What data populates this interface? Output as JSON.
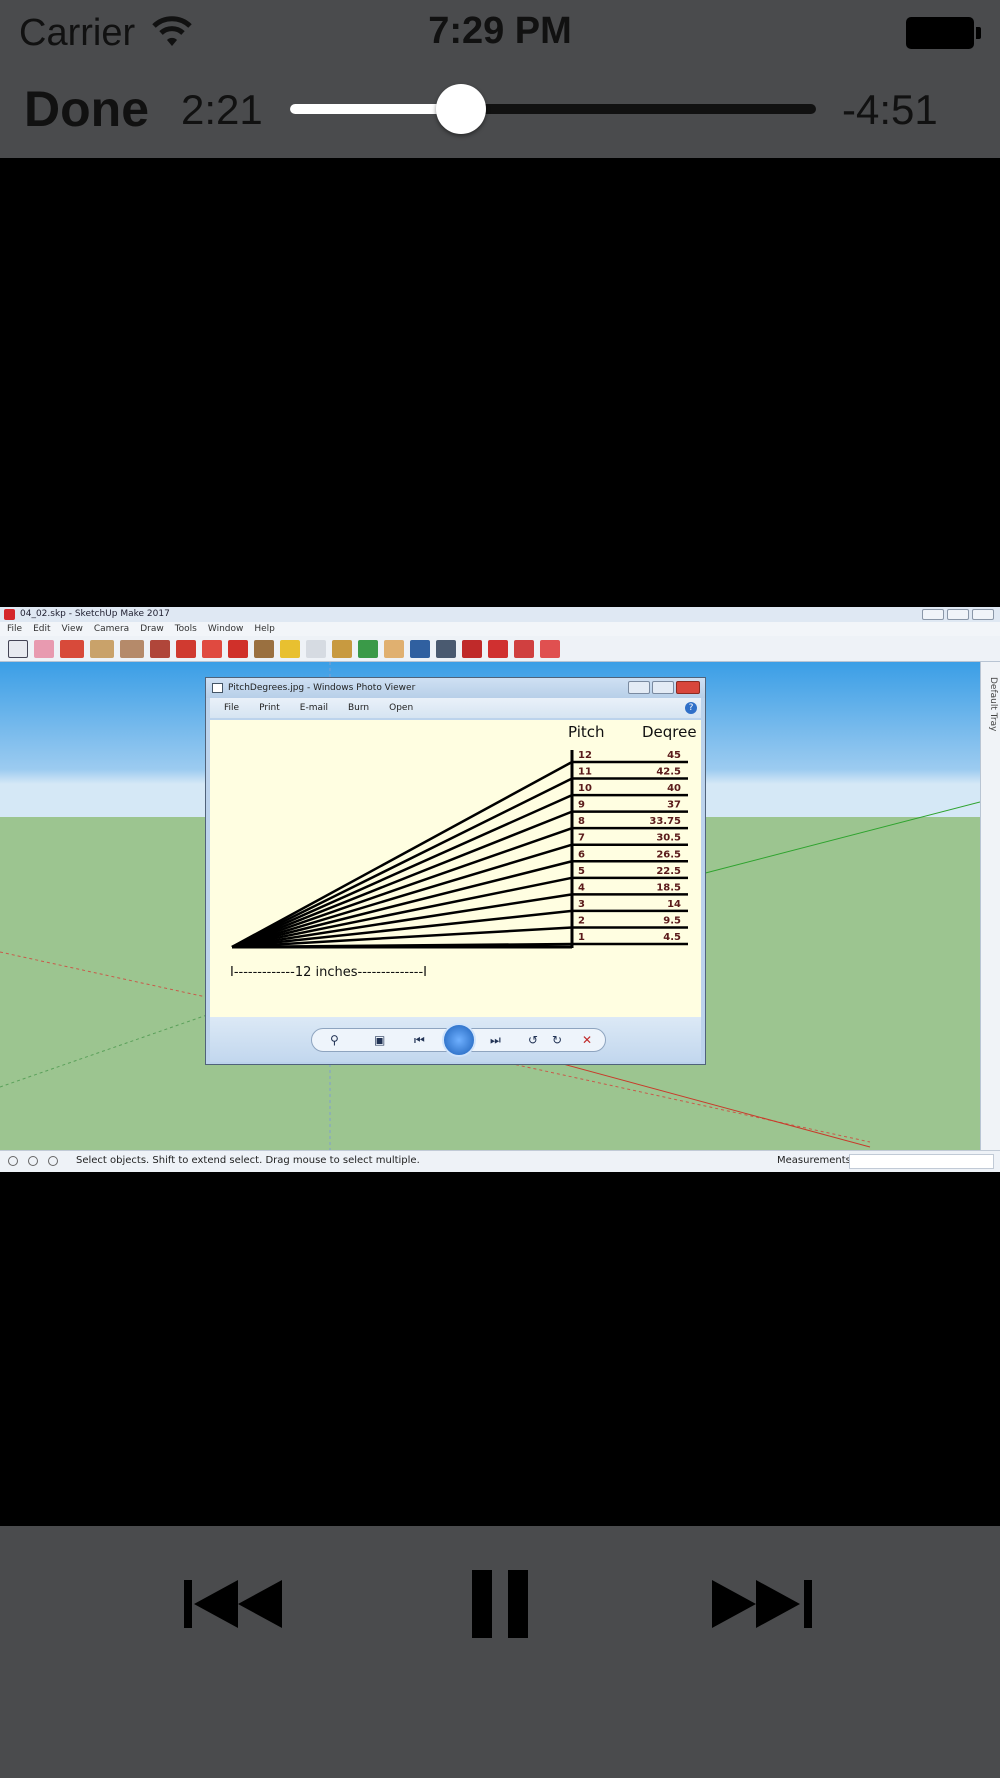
{
  "status_bar": {
    "carrier": "Carrier",
    "time": "7:29 PM",
    "wifi_icon": "wifi-icon",
    "battery_icon": "battery-icon"
  },
  "player": {
    "done_label": "Done",
    "elapsed": "2:21",
    "remaining": "-4:51",
    "progress_fraction": 0.325
  },
  "video_frame": {
    "sketchup": {
      "title": "04_02.skp - SketchUp Make 2017",
      "menu": [
        "File",
        "Edit",
        "View",
        "Camera",
        "Draw",
        "Tools",
        "Window",
        "Help"
      ],
      "tray_label": "Default Tray",
      "status_message": "Select objects. Shift to extend select. Drag mouse to select multiple.",
      "measurements_label": "Measurements"
    },
    "photo_viewer": {
      "title": "PitchDegrees.jpg - Windows Photo Viewer",
      "menu": [
        "File",
        "Print",
        "E-mail",
        "Burn",
        "Open"
      ],
      "help": "?",
      "image": {
        "pitch_header": "Pitch",
        "degree_header": "Deqree",
        "baseline_label": "I-------------12 inches--------------I",
        "rows": [
          {
            "pitch": "12",
            "degree": "45"
          },
          {
            "pitch": "11",
            "degree": "42.5"
          },
          {
            "pitch": "10",
            "degree": "40"
          },
          {
            "pitch": "9",
            "degree": "37"
          },
          {
            "pitch": "8",
            "degree": "33.75"
          },
          {
            "pitch": "7",
            "degree": "30.5"
          },
          {
            "pitch": "6",
            "degree": "26.5"
          },
          {
            "pitch": "5",
            "degree": "22.5"
          },
          {
            "pitch": "4",
            "degree": "18.5"
          },
          {
            "pitch": "3",
            "degree": "14"
          },
          {
            "pitch": "2",
            "degree": "9.5"
          },
          {
            "pitch": "1",
            "degree": "4.5"
          }
        ]
      }
    }
  },
  "transport": {
    "previous_icon": "skip-previous-icon",
    "pause_icon": "pause-icon",
    "next_icon": "skip-next-icon"
  }
}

▶ _TASK TO COMPLETE_: Repeat each entry exactly as given; no pictures belong in the copy.

▶ _RESPONSE BELOW_:
What data populates this interface? Output as JSON.
{
  "status_bar": {
    "carrier": "Carrier",
    "time": "7:29 PM",
    "wifi_icon": "wifi-icon",
    "battery_icon": "battery-icon"
  },
  "player": {
    "done_label": "Done",
    "elapsed": "2:21",
    "remaining": "-4:51",
    "progress_fraction": 0.325
  },
  "video_frame": {
    "sketchup": {
      "title": "04_02.skp - SketchUp Make 2017",
      "menu": [
        "File",
        "Edit",
        "View",
        "Camera",
        "Draw",
        "Tools",
        "Window",
        "Help"
      ],
      "tray_label": "Default Tray",
      "status_message": "Select objects. Shift to extend select. Drag mouse to select multiple.",
      "measurements_label": "Measurements"
    },
    "photo_viewer": {
      "title": "PitchDegrees.jpg - Windows Photo Viewer",
      "menu": [
        "File",
        "Print",
        "E-mail",
        "Burn",
        "Open"
      ],
      "help": "?",
      "image": {
        "pitch_header": "Pitch",
        "degree_header": "Deqree",
        "baseline_label": "I-------------12 inches--------------I",
        "rows": [
          {
            "pitch": "12",
            "degree": "45"
          },
          {
            "pitch": "11",
            "degree": "42.5"
          },
          {
            "pitch": "10",
            "degree": "40"
          },
          {
            "pitch": "9",
            "degree": "37"
          },
          {
            "pitch": "8",
            "degree": "33.75"
          },
          {
            "pitch": "7",
            "degree": "30.5"
          },
          {
            "pitch": "6",
            "degree": "26.5"
          },
          {
            "pitch": "5",
            "degree": "22.5"
          },
          {
            "pitch": "4",
            "degree": "18.5"
          },
          {
            "pitch": "3",
            "degree": "14"
          },
          {
            "pitch": "2",
            "degree": "9.5"
          },
          {
            "pitch": "1",
            "degree": "4.5"
          }
        ]
      }
    }
  },
  "transport": {
    "previous_icon": "skip-previous-icon",
    "pause_icon": "pause-icon",
    "next_icon": "skip-next-icon"
  }
}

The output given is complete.